- TO BE DONE
Quote each line of the material verbatim, without the pictures.

- Data entries for graphics
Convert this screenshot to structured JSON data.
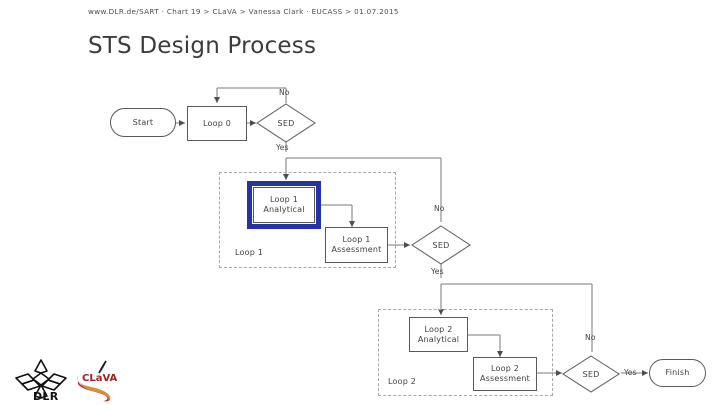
{
  "header": {
    "breadcrumb": "www.DLR.de/SART  ·  Chart 19   > CLaVA  >  Vanessa Clark  ·  EUCASS  > 01.07.2015"
  },
  "title": "STS Design Process",
  "colors": {
    "highlight_blue": "#2434a8",
    "node_border": "#595959",
    "group_border": "#a6a6a6",
    "text": "#404040",
    "dlr_logo": "#111111",
    "clava_logo": "#a31f22"
  },
  "flowchart": {
    "nodes": {
      "start": "Start",
      "loop0": "Loop 0",
      "sed1": "SED",
      "loop1_analytical_line1": "Loop 1",
      "loop1_analytical_line2": "Analytical",
      "loop1_assessment_line1": "Loop 1",
      "loop1_assessment_line2": "Assessment",
      "sed2": "SED",
      "loop2_analytical_line1": "Loop 2",
      "loop2_analytical_line2": "Analytical",
      "loop2_assessment_line1": "Loop 2",
      "loop2_assessment_line2": "Assessment",
      "sed3": "SED",
      "finish": "Finish"
    },
    "groups": {
      "loop1": "Loop 1",
      "loop2": "Loop 2"
    },
    "edge_labels": {
      "sed1_no": "No",
      "sed1_yes": "Yes",
      "sed2_no": "No",
      "sed2_yes": "Yes",
      "sed3_no": "No",
      "sed3_yes": "Yes"
    }
  },
  "logos": {
    "dlr_text": "DLR",
    "clava_text": "CLaVA"
  }
}
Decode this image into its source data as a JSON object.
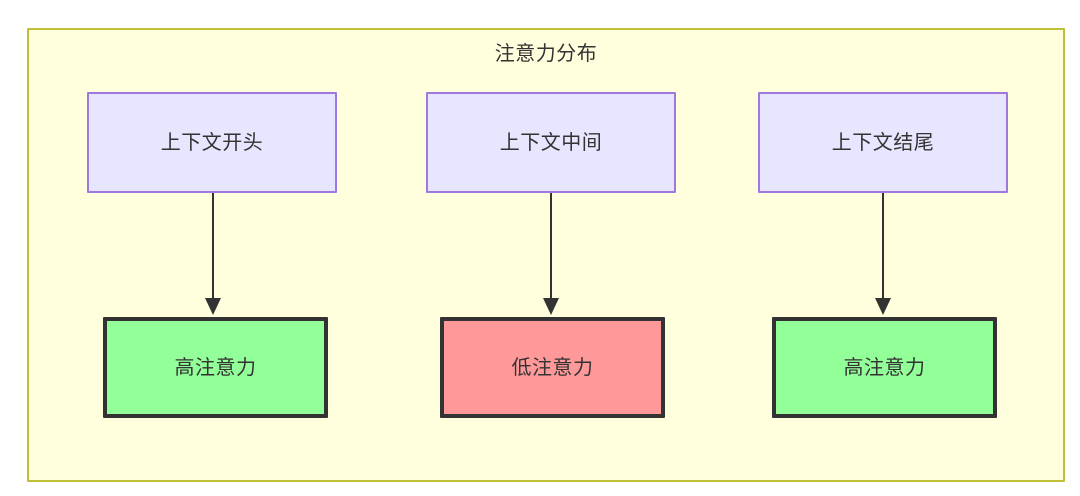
{
  "diagram": {
    "title": "注意力分布",
    "container": {
      "fill": "#ffffde",
      "stroke": "#bfbf38"
    },
    "nodes": {
      "context": [
        {
          "id": "ctx-start",
          "label": "上下文开头",
          "fill": "#e8e6ff",
          "stroke": "#9f79e0"
        },
        {
          "id": "ctx-middle",
          "label": "上下文中间",
          "fill": "#e8e6ff",
          "stroke": "#9f79e0"
        },
        {
          "id": "ctx-end",
          "label": "上下文结尾",
          "fill": "#e8e6ff",
          "stroke": "#9f79e0"
        }
      ],
      "attention": [
        {
          "id": "attn-high-start",
          "label": "高注意力",
          "fill": "#93ff99",
          "stroke": "#333333"
        },
        {
          "id": "attn-low-middle",
          "label": "低注意力",
          "fill": "#ff9999",
          "stroke": "#333333"
        },
        {
          "id": "attn-high-end",
          "label": "高注意力",
          "fill": "#93ff99",
          "stroke": "#333333"
        }
      ]
    },
    "edges": [
      {
        "from": "上下文开头",
        "to": "高注意力",
        "label": ""
      },
      {
        "from": "上下文中间",
        "to": "低注意力",
        "label": ""
      },
      {
        "from": "上下文结尾",
        "to": "高注意力",
        "label": ""
      }
    ]
  }
}
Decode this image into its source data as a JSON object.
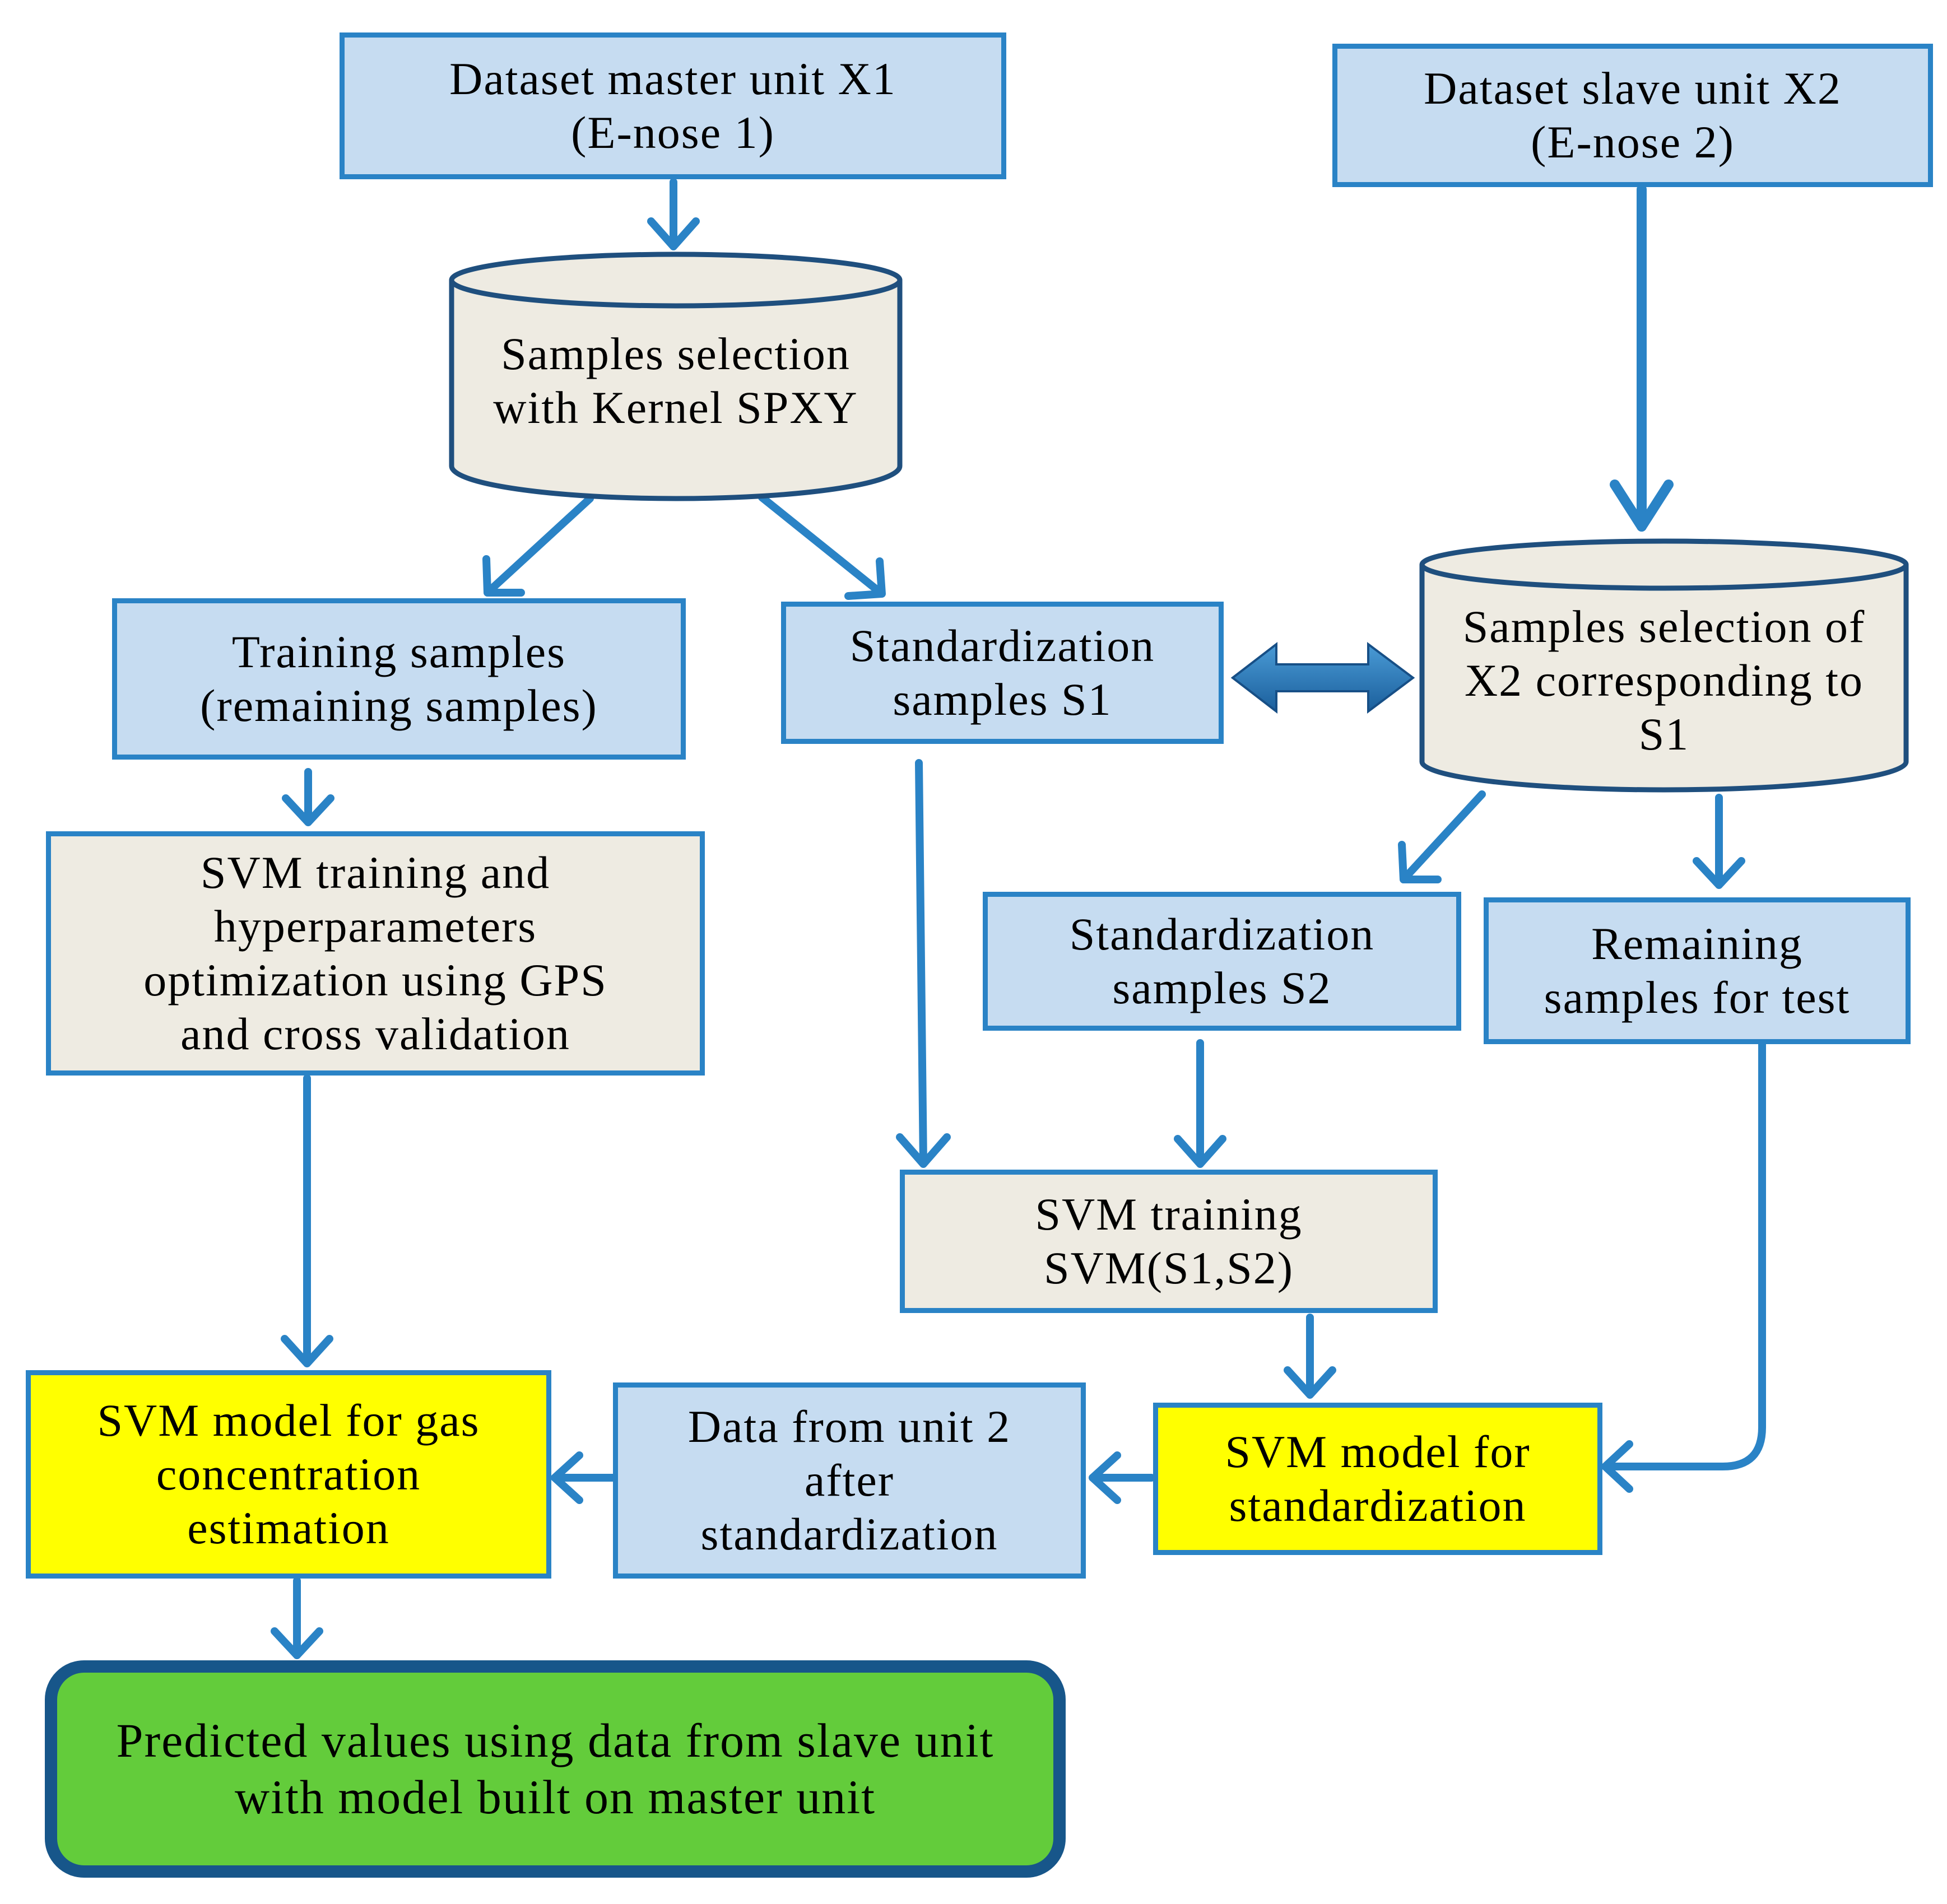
{
  "nodes": {
    "dataset_x1": {
      "lines": [
        "Dataset  master unit X1",
        "(E-nose 1)"
      ]
    },
    "dataset_x2": {
      "lines": [
        "Dataset  slave unit X2",
        "(E-nose 2)"
      ]
    },
    "kernel_spxy": {
      "lines": [
        "Samples selection",
        "with Kernel SPXY"
      ]
    },
    "training_samples": {
      "lines": [
        "Training samples",
        "(remaining samples)"
      ]
    },
    "std_s1": {
      "lines": [
        "Standardization",
        "samples S1"
      ]
    },
    "selection_x2": {
      "lines": [
        "Samples selection of",
        "X2 corresponding to",
        "S1"
      ]
    },
    "svm_gps": {
      "lines": [
        "SVM training and",
        "hyperparameters",
        "optimization using GPS",
        "and cross validation"
      ]
    },
    "std_s2": {
      "lines": [
        "Standardization",
        "samples S2"
      ]
    },
    "remaining_test": {
      "lines": [
        "Remaining",
        "samples for test"
      ]
    },
    "svm_s1s2": {
      "lines": [
        "SVM training",
        "SVM(S1,S2)"
      ]
    },
    "svm_gas": {
      "lines": [
        "SVM model for gas",
        "concentration",
        "estimation"
      ]
    },
    "data_unit2": {
      "lines": [
        "Data from unit 2",
        "after",
        "standardization"
      ]
    },
    "svm_std_model": {
      "lines": [
        "SVM model for",
        "standardization"
      ]
    },
    "predicted": {
      "lines": [
        "Predicted values using data from slave unit",
        "with model built on master unit"
      ]
    }
  },
  "colors": {
    "box_fill": "#c6dcf1",
    "box_border": "#2a83c6",
    "process_fill": "#eeebe2",
    "model_fill": "#ffff00",
    "result_fill": "#63cc3b",
    "result_border": "#17568a",
    "arrow": "#2a83c6"
  }
}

- SOLUTION
Convert this screenshot to structured JSON data.
{
  "header": {
    "breadcrumb": "www.DLR.de/SART  ·  Chart 19   > CLaVA  >  Vanessa Clark  ·  EUCASS  > 01.07.2015"
  },
  "title": "STS Design Process",
  "colors": {
    "highlight_blue": "#2434a8",
    "node_border": "#595959",
    "group_border": "#a6a6a6",
    "text": "#404040",
    "dlr_logo": "#111111",
    "clava_logo": "#a31f22"
  },
  "flowchart": {
    "nodes": {
      "start": "Start",
      "loop0": "Loop 0",
      "sed1": "SED",
      "loop1_analytical_line1": "Loop 1",
      "loop1_analytical_line2": "Analytical",
      "loop1_assessment_line1": "Loop 1",
      "loop1_assessment_line2": "Assessment",
      "sed2": "SED",
      "loop2_analytical_line1": "Loop 2",
      "loop2_analytical_line2": "Analytical",
      "loop2_assessment_line1": "Loop 2",
      "loop2_assessment_line2": "Assessment",
      "sed3": "SED",
      "finish": "Finish"
    },
    "groups": {
      "loop1": "Loop 1",
      "loop2": "Loop 2"
    },
    "edge_labels": {
      "sed1_no": "No",
      "sed1_yes": "Yes",
      "sed2_no": "No",
      "sed2_yes": "Yes",
      "sed3_no": "No",
      "sed3_yes": "Yes"
    }
  },
  "logos": {
    "dlr_text": "DLR",
    "clava_text": "CLaVA"
  }
}
Decode this image into its source data as a JSON object.
{
  "diagram": {
    "title": "注意力分布",
    "container": {
      "fill": "#ffffde",
      "stroke": "#bfbf38"
    },
    "nodes": {
      "context": [
        {
          "id": "ctx-start",
          "label": "上下文开头",
          "fill": "#e8e6ff",
          "stroke": "#9f79e0"
        },
        {
          "id": "ctx-middle",
          "label": "上下文中间",
          "fill": "#e8e6ff",
          "stroke": "#9f79e0"
        },
        {
          "id": "ctx-end",
          "label": "上下文结尾",
          "fill": "#e8e6ff",
          "stroke": "#9f79e0"
        }
      ],
      "attention": [
        {
          "id": "attn-high-start",
          "label": "高注意力",
          "fill": "#93ff99",
          "stroke": "#333333"
        },
        {
          "id": "attn-low-middle",
          "label": "低注意力",
          "fill": "#ff9999",
          "stroke": "#333333"
        },
        {
          "id": "attn-high-end",
          "label": "高注意力",
          "fill": "#93ff99",
          "stroke": "#333333"
        }
      ]
    },
    "edges": [
      {
        "from": "上下文开头",
        "to": "高注意力",
        "label": ""
      },
      {
        "from": "上下文中间",
        "to": "低注意力",
        "label": ""
      },
      {
        "from": "上下文结尾",
        "to": "高注意力",
        "label": ""
      }
    ]
  }
}
Decode this image into its source data as a JSON object.
{
  "nodes": {
    "dataset_x1": {
      "lines": [
        "Dataset  master unit X1",
        "(E-nose 1)"
      ]
    },
    "dataset_x2": {
      "lines": [
        "Dataset  slave unit X2",
        "(E-nose 2)"
      ]
    },
    "kernel_spxy": {
      "lines": [
        "Samples selection",
        "with Kernel SPXY"
      ]
    },
    "training_samples": {
      "lines": [
        "Training samples",
        "(remaining samples)"
      ]
    },
    "std_s1": {
      "lines": [
        "Standardization",
        "samples S1"
      ]
    },
    "selection_x2": {
      "lines": [
        "Samples selection of",
        "X2 corresponding to",
        "S1"
      ]
    },
    "svm_gps": {
      "lines": [
        "SVM training and",
        "hyperparameters",
        "optimization using GPS",
        "and cross validation"
      ]
    },
    "std_s2": {
      "lines": [
        "Standardization",
        "samples S2"
      ]
    },
    "remaining_test": {
      "lines": [
        "Remaining",
        "samples for test"
      ]
    },
    "svm_s1s2": {
      "lines": [
        "SVM training",
        "SVM(S1,S2)"
      ]
    },
    "svm_gas": {
      "lines": [
        "SVM model for gas",
        "concentration",
        "estimation"
      ]
    },
    "data_unit2": {
      "lines": [
        "Data from unit 2",
        "after",
        "standardization"
      ]
    },
    "svm_std_model": {
      "lines": [
        "SVM model for",
        "standardization"
      ]
    },
    "predicted": {
      "lines": [
        "Predicted values using data from slave unit",
        "with model built on master unit"
      ]
    }
  },
  "colors": {
    "box_fill": "#c6dcf1",
    "box_border": "#2a83c6",
    "process_fill": "#eeebe2",
    "model_fill": "#ffff00",
    "result_fill": "#63cc3b",
    "result_border": "#17568a",
    "arrow": "#2a83c6"
  }
}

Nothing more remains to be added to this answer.